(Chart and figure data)
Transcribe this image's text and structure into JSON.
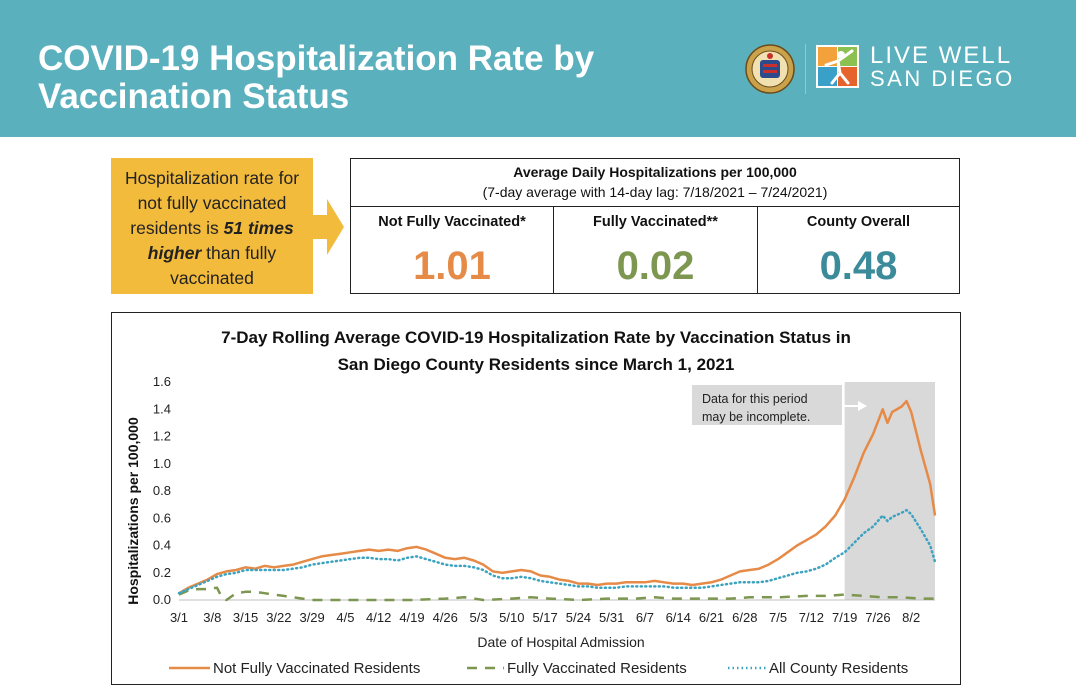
{
  "header": {
    "title_line1": "COVID-19 Hospitalization Rate by",
    "title_line2": "Vaccination Status",
    "logo_line1": "LIVE WELL",
    "logo_line2": "SAN DIEGO"
  },
  "callout": {
    "line1": "Hospitalization rate for",
    "line2": "not fully vaccinated",
    "line3_prefix": "residents is ",
    "line3_emph": "51 times",
    "line4_emph": "higher",
    "line4_suffix": " than fully",
    "line5": "vaccinated"
  },
  "stats": {
    "title": "Average Daily Hospitalizations per 100,000",
    "subtitle": "(7-day average with 14-day lag: 7/18/2021 – 7/24/2021)",
    "cells": [
      {
        "label": "Not Fully Vaccinated*",
        "value": "1.01",
        "color": "#e68a47"
      },
      {
        "label": "Fully Vaccinated**",
        "value": "0.02",
        "color": "#7d9650"
      },
      {
        "label": "County Overall",
        "value": "0.48",
        "color": "#3c8b9a"
      }
    ]
  },
  "chart_data": {
    "type": "line",
    "title_line1": "7-Day Rolling Average COVID-19 Hospitalization Rate by Vaccination Status in",
    "title_line2": "San Diego County Residents since March 1, 2021",
    "xlabel": "Date of Hospital Admission",
    "ylabel": "Hospitalizations per 100,000",
    "ylim": [
      0,
      1.6
    ],
    "yticks": [
      "0.0",
      "0.2",
      "0.4",
      "0.6",
      "0.8",
      "1.0",
      "1.2",
      "1.4",
      "1.6"
    ],
    "xticks": [
      "3/1",
      "3/8",
      "3/15",
      "3/22",
      "3/29",
      "4/5",
      "4/12",
      "4/19",
      "4/26",
      "5/3",
      "5/10",
      "5/17",
      "5/24",
      "5/31",
      "6/7",
      "6/14",
      "6/21",
      "6/28",
      "7/5",
      "7/12",
      "7/19",
      "7/26",
      "8/2"
    ],
    "x_days": [
      0,
      7,
      14,
      21,
      28,
      35,
      42,
      49,
      56,
      63,
      70,
      77,
      84,
      91,
      98,
      105,
      112,
      119,
      126,
      133,
      140,
      147,
      154
    ],
    "x_range_days": [
      0,
      159
    ],
    "shaded_region_days": [
      140,
      159
    ],
    "annotation_line1": "Data for this period",
    "annotation_line2": "may be incomplete.",
    "series": [
      {
        "name": "Not Fully Vaccinated Residents",
        "color": "#e68a47",
        "style": "solid",
        "points": [
          [
            0,
            0.05
          ],
          [
            2,
            0.09
          ],
          [
            4,
            0.12
          ],
          [
            6,
            0.15
          ],
          [
            8,
            0.19
          ],
          [
            10,
            0.21
          ],
          [
            12,
            0.22
          ],
          [
            14,
            0.24
          ],
          [
            16,
            0.23
          ],
          [
            18,
            0.25
          ],
          [
            20,
            0.24
          ],
          [
            22,
            0.25
          ],
          [
            24,
            0.26
          ],
          [
            26,
            0.28
          ],
          [
            28,
            0.3
          ],
          [
            30,
            0.32
          ],
          [
            32,
            0.33
          ],
          [
            34,
            0.34
          ],
          [
            36,
            0.35
          ],
          [
            38,
            0.36
          ],
          [
            40,
            0.37
          ],
          [
            42,
            0.36
          ],
          [
            44,
            0.37
          ],
          [
            46,
            0.36
          ],
          [
            48,
            0.38
          ],
          [
            50,
            0.39
          ],
          [
            52,
            0.37
          ],
          [
            54,
            0.34
          ],
          [
            56,
            0.31
          ],
          [
            58,
            0.3
          ],
          [
            60,
            0.31
          ],
          [
            62,
            0.29
          ],
          [
            64,
            0.26
          ],
          [
            66,
            0.21
          ],
          [
            68,
            0.2
          ],
          [
            70,
            0.21
          ],
          [
            72,
            0.22
          ],
          [
            74,
            0.21
          ],
          [
            76,
            0.18
          ],
          [
            78,
            0.17
          ],
          [
            80,
            0.15
          ],
          [
            82,
            0.14
          ],
          [
            84,
            0.12
          ],
          [
            86,
            0.12
          ],
          [
            88,
            0.11
          ],
          [
            90,
            0.12
          ],
          [
            92,
            0.12
          ],
          [
            94,
            0.13
          ],
          [
            96,
            0.13
          ],
          [
            98,
            0.13
          ],
          [
            100,
            0.14
          ],
          [
            102,
            0.13
          ],
          [
            104,
            0.12
          ],
          [
            106,
            0.12
          ],
          [
            108,
            0.11
          ],
          [
            110,
            0.12
          ],
          [
            112,
            0.13
          ],
          [
            114,
            0.15
          ],
          [
            116,
            0.18
          ],
          [
            118,
            0.21
          ],
          [
            120,
            0.22
          ],
          [
            122,
            0.23
          ],
          [
            124,
            0.26
          ],
          [
            126,
            0.3
          ],
          [
            128,
            0.35
          ],
          [
            130,
            0.4
          ],
          [
            132,
            0.44
          ],
          [
            134,
            0.48
          ],
          [
            136,
            0.54
          ],
          [
            138,
            0.62
          ],
          [
            140,
            0.74
          ],
          [
            142,
            0.9
          ],
          [
            144,
            1.08
          ],
          [
            146,
            1.22
          ],
          [
            148,
            1.4
          ],
          [
            149,
            1.3
          ],
          [
            150,
            1.38
          ],
          [
            152,
            1.42
          ],
          [
            153,
            1.46
          ],
          [
            154,
            1.38
          ],
          [
            156,
            1.1
          ],
          [
            158,
            0.85
          ],
          [
            159,
            0.62
          ]
        ]
      },
      {
        "name": "Fully Vaccinated Residents",
        "color": "#7d9650",
        "style": "dashed",
        "points": [
          [
            0,
            0.04
          ],
          [
            2,
            0.07
          ],
          [
            4,
            0.08
          ],
          [
            6,
            0.08
          ],
          [
            8,
            0.09
          ],
          [
            9,
            0.02
          ],
          [
            10,
            0.0
          ],
          [
            12,
            0.05
          ],
          [
            14,
            0.06
          ],
          [
            16,
            0.06
          ],
          [
            18,
            0.05
          ],
          [
            20,
            0.04
          ],
          [
            22,
            0.03
          ],
          [
            24,
            0.02
          ],
          [
            26,
            0.01
          ],
          [
            28,
            0.0
          ],
          [
            35,
            0.0
          ],
          [
            42,
            0.0
          ],
          [
            49,
            0.0
          ],
          [
            56,
            0.01
          ],
          [
            60,
            0.02
          ],
          [
            62,
            0.01
          ],
          [
            64,
            0.0
          ],
          [
            70,
            0.01
          ],
          [
            74,
            0.02
          ],
          [
            78,
            0.01
          ],
          [
            84,
            0.0
          ],
          [
            90,
            0.01
          ],
          [
            96,
            0.01
          ],
          [
            100,
            0.02
          ],
          [
            104,
            0.01
          ],
          [
            110,
            0.01
          ],
          [
            116,
            0.01
          ],
          [
            120,
            0.02
          ],
          [
            126,
            0.02
          ],
          [
            132,
            0.03
          ],
          [
            136,
            0.03
          ],
          [
            140,
            0.04
          ],
          [
            144,
            0.03
          ],
          [
            148,
            0.02
          ],
          [
            152,
            0.02
          ],
          [
            156,
            0.01
          ],
          [
            159,
            0.01
          ]
        ]
      },
      {
        "name": "All County Residents",
        "color": "#3ba3c0",
        "style": "dotted",
        "points": [
          [
            0,
            0.05
          ],
          [
            2,
            0.08
          ],
          [
            4,
            0.11
          ],
          [
            6,
            0.14
          ],
          [
            8,
            0.17
          ],
          [
            10,
            0.19
          ],
          [
            12,
            0.2
          ],
          [
            14,
            0.22
          ],
          [
            16,
            0.22
          ],
          [
            18,
            0.22
          ],
          [
            20,
            0.22
          ],
          [
            22,
            0.22
          ],
          [
            24,
            0.23
          ],
          [
            26,
            0.24
          ],
          [
            28,
            0.26
          ],
          [
            30,
            0.27
          ],
          [
            32,
            0.28
          ],
          [
            34,
            0.29
          ],
          [
            36,
            0.3
          ],
          [
            38,
            0.31
          ],
          [
            40,
            0.31
          ],
          [
            42,
            0.3
          ],
          [
            44,
            0.3
          ],
          [
            46,
            0.29
          ],
          [
            48,
            0.31
          ],
          [
            50,
            0.32
          ],
          [
            52,
            0.3
          ],
          [
            54,
            0.28
          ],
          [
            56,
            0.26
          ],
          [
            58,
            0.25
          ],
          [
            60,
            0.25
          ],
          [
            62,
            0.24
          ],
          [
            64,
            0.22
          ],
          [
            66,
            0.18
          ],
          [
            68,
            0.16
          ],
          [
            70,
            0.16
          ],
          [
            72,
            0.17
          ],
          [
            74,
            0.16
          ],
          [
            76,
            0.14
          ],
          [
            78,
            0.13
          ],
          [
            80,
            0.12
          ],
          [
            82,
            0.11
          ],
          [
            84,
            0.1
          ],
          [
            86,
            0.1
          ],
          [
            88,
            0.09
          ],
          [
            90,
            0.09
          ],
          [
            92,
            0.09
          ],
          [
            94,
            0.1
          ],
          [
            96,
            0.1
          ],
          [
            98,
            0.1
          ],
          [
            100,
            0.1
          ],
          [
            102,
            0.1
          ],
          [
            104,
            0.09
          ],
          [
            106,
            0.09
          ],
          [
            108,
            0.09
          ],
          [
            110,
            0.09
          ],
          [
            112,
            0.1
          ],
          [
            114,
            0.11
          ],
          [
            116,
            0.12
          ],
          [
            118,
            0.13
          ],
          [
            120,
            0.13
          ],
          [
            122,
            0.13
          ],
          [
            124,
            0.14
          ],
          [
            126,
            0.16
          ],
          [
            128,
            0.18
          ],
          [
            130,
            0.2
          ],
          [
            132,
            0.21
          ],
          [
            134,
            0.23
          ],
          [
            136,
            0.26
          ],
          [
            138,
            0.31
          ],
          [
            140,
            0.35
          ],
          [
            142,
            0.42
          ],
          [
            144,
            0.49
          ],
          [
            146,
            0.54
          ],
          [
            148,
            0.62
          ],
          [
            149,
            0.58
          ],
          [
            150,
            0.61
          ],
          [
            152,
            0.64
          ],
          [
            153,
            0.66
          ],
          [
            154,
            0.63
          ],
          [
            156,
            0.52
          ],
          [
            158,
            0.4
          ],
          [
            159,
            0.28
          ]
        ]
      }
    ]
  }
}
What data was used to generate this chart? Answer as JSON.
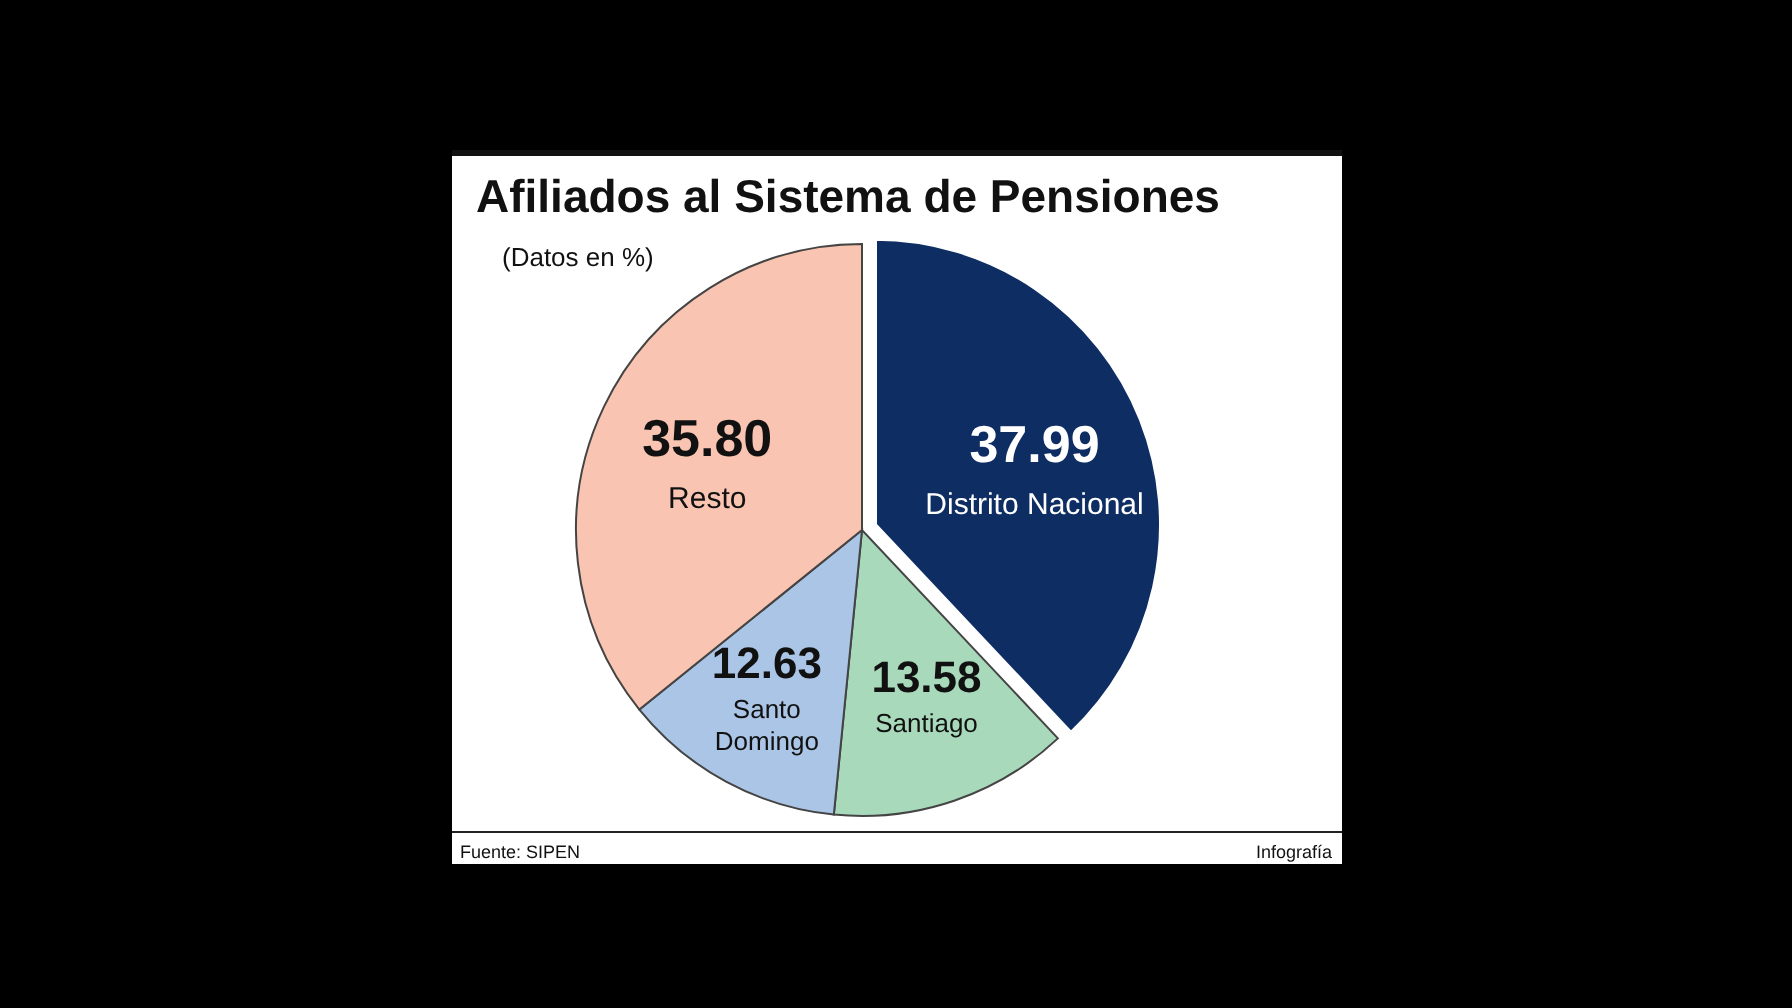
{
  "chart_data": {
    "type": "pie",
    "title": "Afiliados al Sistema de Pensiones",
    "subtitle": "(Datos en %)",
    "categories": [
      "Distrito Nacional",
      "Santiago",
      "Santo Domingo",
      "Resto"
    ],
    "values": [
      37.99,
      13.58,
      12.63,
      35.8
    ],
    "colors": [
      "#0e2d63",
      "#a9d9bb",
      "#abc5e6",
      "#f9c4b1"
    ],
    "value_labels": [
      "37.99",
      "13.58",
      "12.63",
      "35.80"
    ],
    "annotations": [
      "Fuente: SIPEN",
      "Infografía"
    ]
  }
}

- **STATED TASK**
Find all lines holding the string "name" and copy them.

- **RESPONSE**
        "name": "Not Fully Vaccinated Residents",
        "name": "Fully Vaccinated Residents",
        "name": "All County Residents",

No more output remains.